▸ DATA EXCERPTS

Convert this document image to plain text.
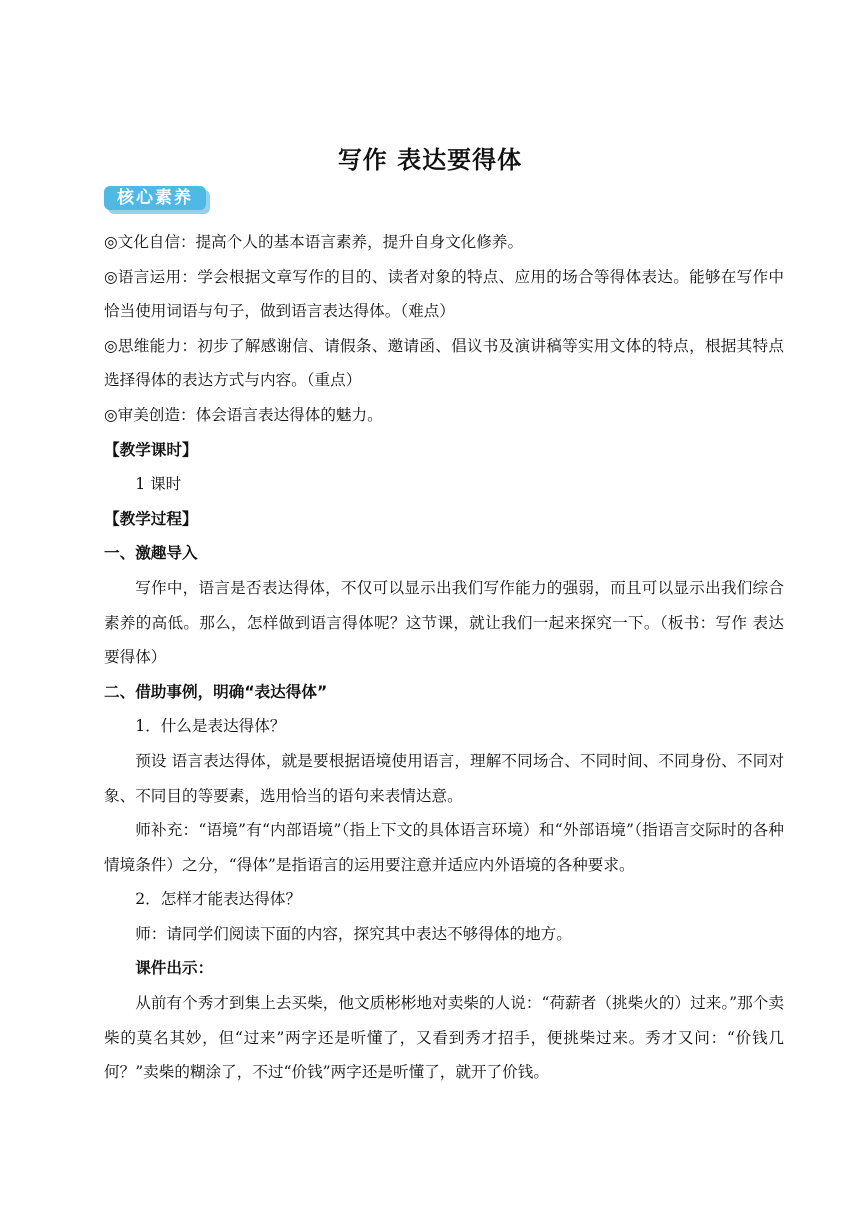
写作 表达要得体
核心素养

◎文化自信：提高个人的基本语言素养，提升自身文化修养。

◎语言运用：学会根据文章写作的目的、读者对象的特点、应用的场合等得体表达。能够在写作中恰当使用词语与句子，做到语言表达得体。（难点）

◎思维能力：初步了解感谢信、请假条、邀请函、倡议书及演讲稿等实用文体的特点，根据其特点选择得体的表达方式与内容。（重点）

◎审美创造：体会语言表达得体的魅力。

【教学课时】

1 课时

【教学过程】

一、激趣导入

写作中，语言是否表达得体，不仅可以显示出我们写作能力的强弱，而且可以显示出我们综合素养的高低。那么，怎样做到语言得体呢？这节课，就让我们一起来探究一下。（板书：写作 表达要得体）

二、借助事例，明确“表达得体”

1．什么是表达得体？

预设 语言表达得体，就是要根据语境使用语言，理解不同场合、不同时间、不同身份、不同对象、不同目的等要素，选用恰当的语句来表情达意。

师补充：“语境”有“内部语境”（指上下文的具体语言环境）和“外部语境”（指语言交际时的各种情境条件）之分，“得体”是指语言的运用要注意并适应内外语境的各种要求。

2．怎样才能表达得体？

师：请同学们阅读下面的内容，探究其中表达不够得体的地方。

课件出示：

从前有个秀才到集上去买柴，他文质彬彬地对卖柴的人说：“荷薪者（挑柴火的）过来。”那个卖柴的莫名其妙，但“过来”两字还是听懂了，又看到秀才招手，便挑柴过来。秀才又问：“价钱几何？”卖柴的糊涂了，不过“价钱”两字还是听懂了，就开了价钱。
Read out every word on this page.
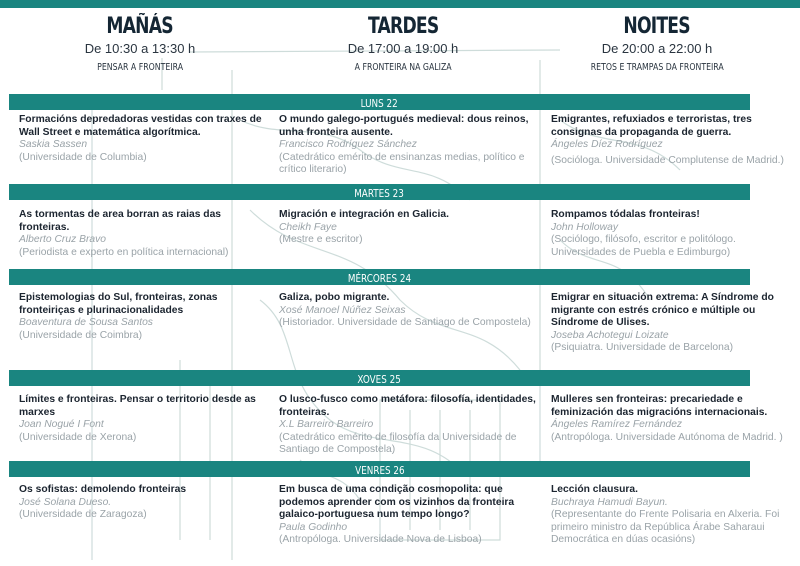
MAÑÁS
De 10:30 a 13:30 h
PENSAR A FRONTEIRA
TARDES
De 17:00 a 19:00 h
A FRONTEIRA NA GALIZA
NOITES
De 20:00 a 22:00 h
RETOS E TRAMPAS DA FRONTEIRA
LUNS 22
Formacións depredadoras vestidas con traxes de Wall Street e matemática algorítmica.
Saskia Sassen
(Universidade de Columbia)
O mundo galego-portugués medieval: dous reinos, unha fronteira ausente.
Francisco Rodríguez Sánchez
(Catedrático emérito de ensinanzas medias, político e crítico literario)
Emigrantes, refuxiados e terroristas, tres consignas da propaganda de guerra.
Ángeles Díez Rodríguez
(Socióloga. Universidade Complutense de Madrid.)
MARTES 23
As tormentas de area borran as raias das fronteiras.
Alberto Cruz Bravo
(Periodista e experto en política internacional)
Migración e integración en Galicia.
Cheikh Faye
(Mestre e escritor)
Rompamos tódalas fronteiras!
John Holloway
(Sociólogo, filósofo, escritor e politólogo. Universidades de Puebla e Edimburgo)
MÉRCORES 24
Epistemologias do Sul, fronteiras, zonas fronteiriças e plurinacionalidades
Boaventura de Sousa Santos
(Universidade de Coimbra)
Galiza, pobo migrante.
Xosé Manoel Núñez Seixas
(Historiador. Universidade de Santiago de Compostela)
Emigrar en situación extrema: A Síndrome do migrante con estrés crónico e múltiple ou Síndrome de Ulises.
Joseba Achotegui Loizate
(Psiquiatra. Universidade de Barcelona)
XOVES 25
Límites e fronteiras. Pensar o territorio desde as marxes
Joan Nogué I Font
(Universidade de Xerona)
O lusco-fusco como metáfora: filosofía, identidades, fronteiras.
X.L Barreiro Barreiro
(Catedrático emérito de filosofía da Universidade de Santiago de Compostela)
Mulleres sen fronteiras: precariedade e feminización das migracións internacionais.
Ángeles Ramírez Fernández
(Antropóloga. Universidade Autónoma de Madrid. )
VENRES 26
Os sofistas: demolendo fronteiras
José Solana Dueso.
(Universidade de Zaragoza)
Em busca de uma condição cosmopolita: que podemos aprender com os vizinhos da fronteira galaico-portuguesa num tempo longo?
Paula Godinho
(Antropóloga. Universidade Nova de Lisboa)
Lección clausura.
Buchraya Hamudi Bayun.
(Representante do Frente Polisaria en Alxeria. Foi primeiro ministro da República Árabe Saharaui Democrática en dúas ocasións)
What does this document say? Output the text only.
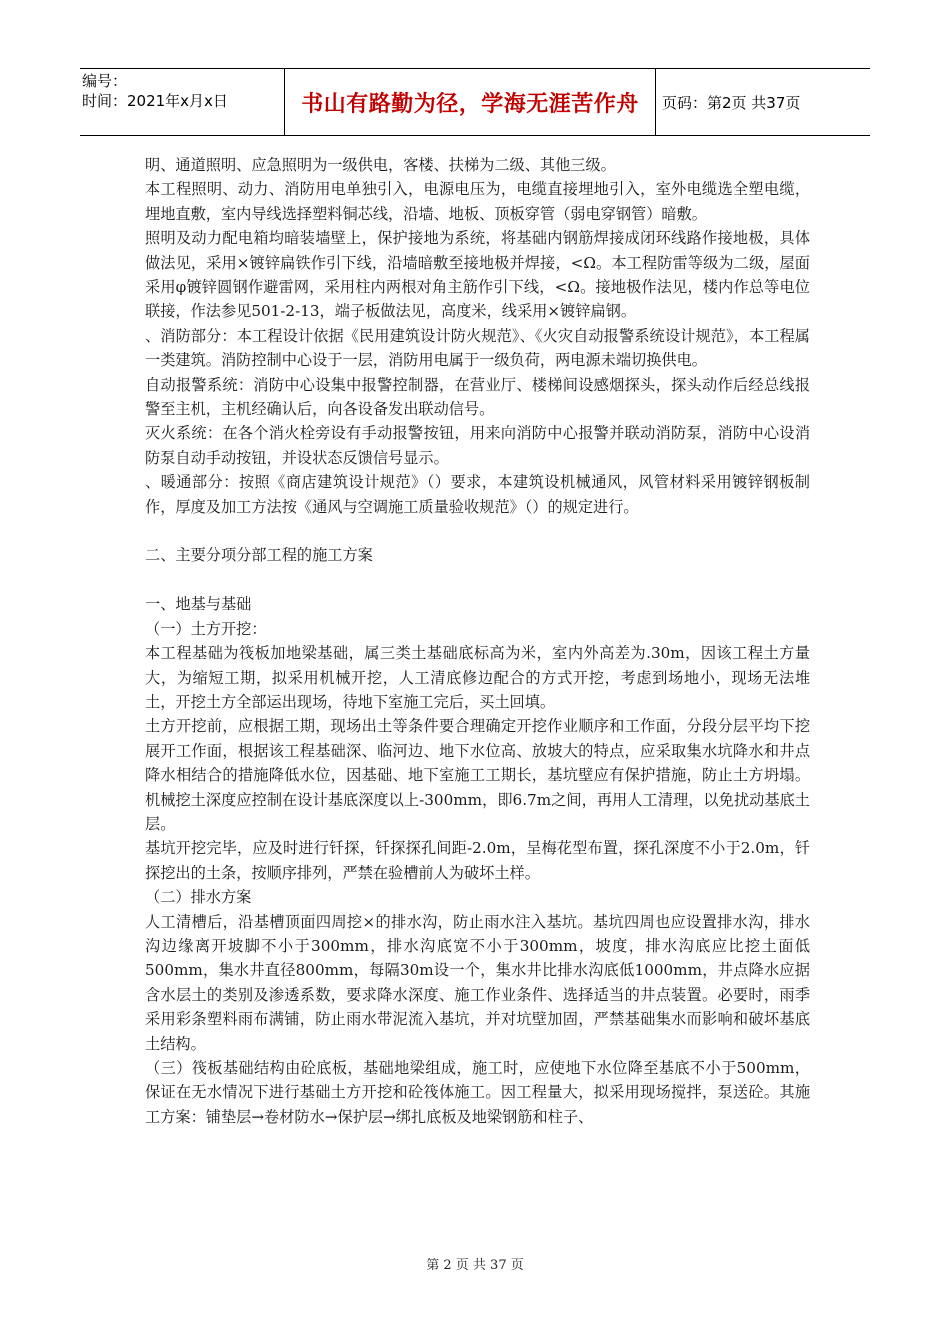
编号：
时间：2021年x月x日	书山有路勤为径，学海无涯苦作舟 页码：第2页 共37页

明、通道照明、应急照明为一级供电，客楼、扶梯为二级、其他三级。

本工程照明、动力、消防用电单独引入，电源电压为，电缆直接埋地引入，室外电缆选全塑电缆，埋地直敷，室内导线选择塑料铜芯线，沿墙、地板、顶板穿管（弱电穿钢管）暗敷。

照明及动力配电箱均暗装墙壁上，保护接地为系统，将基础内钢筋焊接成闭环线路作接地极，具体做法见，采用×镀锌扁铁作引下线，沿墙暗敷至接地极并焊接，<Ω。本工程防雷等级为二级，屋面采用φ镀锌圆钢作避雷网，采用柱内两根对角主筋作引下线，<Ω。接地极作法见，楼内作总等电位联接，作法参见501-2-13，端子板做法见，高度米，线采用×镀锌扁钢。

、消防部分：本工程设计依据《民用建筑设计防火规范》、《火灾自动报警系统设计规范》，本工程属一类建筑。消防控制中心设于一层，消防用电属于一级负荷，两电源未端切换供电。

自动报警系统：消防中心设集中报警控制器，在营业厅、楼梯间设感烟探头，探头动作后经总线报警至主机，主机经确认后，向各设备发出联动信号。

灭火系统：在各个消火栓旁设有手动报警按钮，用来向消防中心报警并联动消防泵，消防中心设消防泵自动手动按钮，并设状态反馈信号显示。

、暖通部分：按照《商店建筑设计规范》（）要求，本建筑设机械通风，风管材料采用镀锌钢板制作，厚度及加工方法按《通风与空调施工质量验收规范》（）的规定进行。

二、主要分项分部工程的施工方案

一、地基与基础

（一）土方开挖：

本工程基础为筏板加地梁基础，属三类土基础底标高为米，室内外高差为.30m，因该工程土方量大，为缩短工期，拟采用机械开挖，人工清底修边配合的方式开挖，考虑到场地小，现场无法堆土，开挖土方全部运出现场，待地下室施工完后，买土回填。

土方开挖前，应根据工期，现场出土等条件要合理确定开挖作业顺序和工作面，分段分层平均下挖展开工作面，根据该工程基础深、临河边、地下水位高、放坡大的特点，应采取集水坑降水和井点降水相结合的措施降低水位，因基础、地下室施工工期长，基坑壁应有保护措施，防止土方坍塌。机械挖土深度应控制在设计基底深度以上-300mm，即6.7m之间，再用人工清理，以免扰动基底土层。

基坑开挖完毕，应及时进行钎探，钎探探孔间距-2.0m，呈梅花型布置，探孔深度不小于2.0m，钎探挖出的土条，按顺序排列，严禁在验槽前人为破坏土样。

（二）排水方案

人工清槽后，沿基槽顶面四周挖×的排水沟，防止雨水注入基坑。基坑四周也应设置排水沟，排水沟边缘离开坡脚不小于300mm，排水沟底宽不小于300mm，坡度，排水沟底应比挖土面低500mm，集水井直径800mm，每隔30m设一个，集水井比排水沟底低1000mm，井点降水应据含水层土的类别及渗透系数，要求降水深度、施工作业条件、选择适当的井点装置。必要时，雨季采用彩条塑料雨布满铺，防止雨水带泥流入基坑，并对坑壁加固，严禁基础集水而影响和破坏基底土结构。

（三）筏板基础结构由砼底板，基础地梁组成，施工时，应使地下水位降至基底不小于500mm，保证在无水情况下进行基础土方开挖和砼筏体施工。因工程量大，拟采用现场搅拌，泵送砼。其施工方案：铺垫层→卷材防水→保护层→绑扎底板及地梁钢筋和柱子、

第 2 页 共 37 页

▸ GIVEN PROBLEM
All of the lines above should be retyped precisely, apart from the pictures.

▸ TASK RESPONSE
Convert this document image to plain text.
写作 表达要得体
核心素养

◎文化自信：提高个人的基本语言素养，提升自身文化修养。

◎语言运用：学会根据文章写作的目的、读者对象的特点、应用的场合等得体表达。能够在写作中恰当使用词语与句子，做到语言表达得体。（难点）

◎思维能力：初步了解感谢信、请假条、邀请函、倡议书及演讲稿等实用文体的特点，根据其特点选择得体的表达方式与内容。（重点）

◎审美创造：体会语言表达得体的魅力。

【教学课时】

1 课时

【教学过程】

一、激趣导入

写作中，语言是否表达得体，不仅可以显示出我们写作能力的强弱，而且可以显示出我们综合素养的高低。那么，怎样做到语言得体呢？这节课，就让我们一起来探究一下。（板书：写作 表达要得体）

二、借助事例，明确“表达得体”

1．什么是表达得体？

预设 语言表达得体，就是要根据语境使用语言，理解不同场合、不同时间、不同身份、不同对象、不同目的等要素，选用恰当的语句来表情达意。

师补充：“语境”有“内部语境”（指上下文的具体语言环境）和“外部语境”（指语言交际时的各种情境条件）之分，“得体”是指语言的运用要注意并适应内外语境的各种要求。

2．怎样才能表达得体？

师：请同学们阅读下面的内容，探究其中表达不够得体的地方。

课件出示：

从前有个秀才到集上去买柴，他文质彬彬地对卖柴的人说：“荷薪者（挑柴火的）过来。”那个卖柴的莫名其妙，但“过来”两字还是听懂了，又看到秀才招手，便挑柴过来。秀才又问：“价钱几何？”卖柴的糊涂了，不过“价钱”两字还是听懂了，就开了价钱。
Read out every word on this page.
MAÑÁS
De 10:30 a 13:30 h
PENSAR A FRONTEIRA
TARDES
De 17:00 a 19:00 h
A FRONTEIRA NA GALIZA
NOITES
De 20:00 a 22:00 h
RETOS E TRAMPAS DA FRONTEIRA
LUNS 22
Formacións depredadoras vestidas con traxes de Wall Street e matemática algorítmica.
Saskia Sassen
(Universidade de Columbia)
O mundo galego-portugués medieval: dous reinos, unha fronteira ausente.
Francisco Rodríguez Sánchez
(Catedrático emérito de ensinanzas medias, político e crítico literario)
Emigrantes, refuxiados e terroristas, tres consignas da propaganda de guerra.
Ángeles Díez Rodríguez
(Socióloga. Universidade Complutense de Madrid.)
MARTES 23
As tormentas de area borran as raias das fronteiras.
Alberto Cruz Bravo
(Periodista e experto en política internacional)
Migración e integración en Galicia.
Cheikh Faye
(Mestre e escritor)
Rompamos tódalas fronteiras!
John Holloway
(Sociólogo, filósofo, escritor e politólogo. Universidades de Puebla e Edimburgo)
MÉRCORES 24
Epistemologias do Sul, fronteiras, zonas fronteiriças e plurinacionalidades
Boaventura de Sousa Santos
(Universidade de Coimbra)
Galiza, pobo migrante.
Xosé Manoel Núñez Seixas
(Historiador. Universidade de Santiago de Compostela)
Emigrar en situación extrema: A Síndrome do migrante con estrés crónico e múltiple ou Síndrome de Ulises.
Joseba Achotegui Loizate
(Psiquiatra. Universidade de Barcelona)
XOVES 25
Límites e fronteiras. Pensar o territorio desde as marxes
Joan Nogué I Font
(Universidade de Xerona)
O lusco-fusco como metáfora: filosofía, identidades, fronteiras.
X.L Barreiro Barreiro
(Catedrático emérito de filosofía da Universidade de Santiago de Compostela)
Mulleres sen fronteiras: precariedade e feminización das migracións internacionais.
Ángeles Ramírez Fernández
(Antropóloga. Universidade Autónoma de Madrid. )
VENRES 26
Os sofistas: demolendo fronteiras
José Solana Dueso.
(Universidade de Zaragoza)
Em busca de uma condição cosmopolita: que podemos aprender com os vizinhos da fronteira galaico-portuguesa num tempo longo?
Paula Godinho
(Antropóloga. Universidade Nova de Lisboa)
Lección clausura.
Buchraya Hamudi Bayun.
(Representante do Frente Polisaria en Alxeria. Foi primeiro ministro da República Árabe Saharaui Democrática en dúas ocasións)
What does this document say? Output the text only.
编号：
时间：2021年x月x日	书山有路勤为径，学海无涯苦作舟 页码：第2页 共37页

明、通道照明、应急照明为一级供电，客楼、扶梯为二级、其他三级。

本工程照明、动力、消防用电单独引入，电源电压为，电缆直接埋地引入，室外电缆选全塑电缆，埋地直敷，室内导线选择塑料铜芯线，沿墙、地板、顶板穿管（弱电穿钢管）暗敷。

照明及动力配电箱均暗装墙壁上，保护接地为系统，将基础内钢筋焊接成闭环线路作接地极，具体做法见，采用×镀锌扁铁作引下线，沿墙暗敷至接地极并焊接，<Ω。本工程防雷等级为二级，屋面采用φ镀锌圆钢作避雷网，采用柱内两根对角主筋作引下线，<Ω。接地极作法见，楼内作总等电位联接，作法参见501-2-13，端子板做法见，高度米，线采用×镀锌扁钢。

、消防部分：本工程设计依据《民用建筑设计防火规范》、《火灾自动报警系统设计规范》，本工程属一类建筑。消防控制中心设于一层，消防用电属于一级负荷，两电源未端切换供电。

自动报警系统：消防中心设集中报警控制器，在营业厅、楼梯间设感烟探头，探头动作后经总线报警至主机，主机经确认后，向各设备发出联动信号。

灭火系统：在各个消火栓旁设有手动报警按钮，用来向消防中心报警并联动消防泵，消防中心设消防泵自动手动按钮，并设状态反馈信号显示。

、暖通部分：按照《商店建筑设计规范》（）要求，本建筑设机械通风，风管材料采用镀锌钢板制作，厚度及加工方法按《通风与空调施工质量验收规范》（）的规定进行。

二、主要分项分部工程的施工方案

一、地基与基础

（一）土方开挖：

本工程基础为筏板加地梁基础，属三类土基础底标高为米，室内外高差为.30m，因该工程土方量大，为缩短工期，拟采用机械开挖，人工清底修边配合的方式开挖，考虑到场地小，现场无法堆土，开挖土方全部运出现场，待地下室施工完后，买土回填。

土方开挖前，应根据工期，现场出土等条件要合理确定开挖作业顺序和工作面，分段分层平均下挖展开工作面，根据该工程基础深、临河边、地下水位高、放坡大的特点，应采取集水坑降水和井点降水相结合的措施降低水位，因基础、地下室施工工期长，基坑壁应有保护措施，防止土方坍塌。机械挖土深度应控制在设计基底深度以上-300mm，即6.7m之间，再用人工清理，以免扰动基底土层。

基坑开挖完毕，应及时进行钎探，钎探探孔间距-2.0m，呈梅花型布置，探孔深度不小于2.0m，钎探挖出的土条，按顺序排列，严禁在验槽前人为破坏土样。

（二）排水方案

人工清槽后，沿基槽顶面四周挖×的排水沟，防止雨水注入基坑。基坑四周也应设置排水沟，排水沟边缘离开坡脚不小于300mm，排水沟底宽不小于300mm，坡度，排水沟底应比挖土面低500mm，集水井直径800mm，每隔30m设一个，集水井比排水沟底低1000mm，井点降水应据含水层土的类别及渗透系数，要求降水深度、施工作业条件、选择适当的井点装置。必要时，雨季采用彩条塑料雨布满铺，防止雨水带泥流入基坑，并对坑壁加固，严禁基础集水而影响和破坏基底土结构。

（三）筏板基础结构由砼底板，基础地梁组成，施工时，应使地下水位降至基底不小于500mm，保证在无水情况下进行基础土方开挖和砼筏体施工。因工程量大，拟采用现场搅拌，泵送砼。其施工方案：铺垫层→卷材防水→保护层→绑扎底板及地梁钢筋和柱子、

第 2 页 共 37 页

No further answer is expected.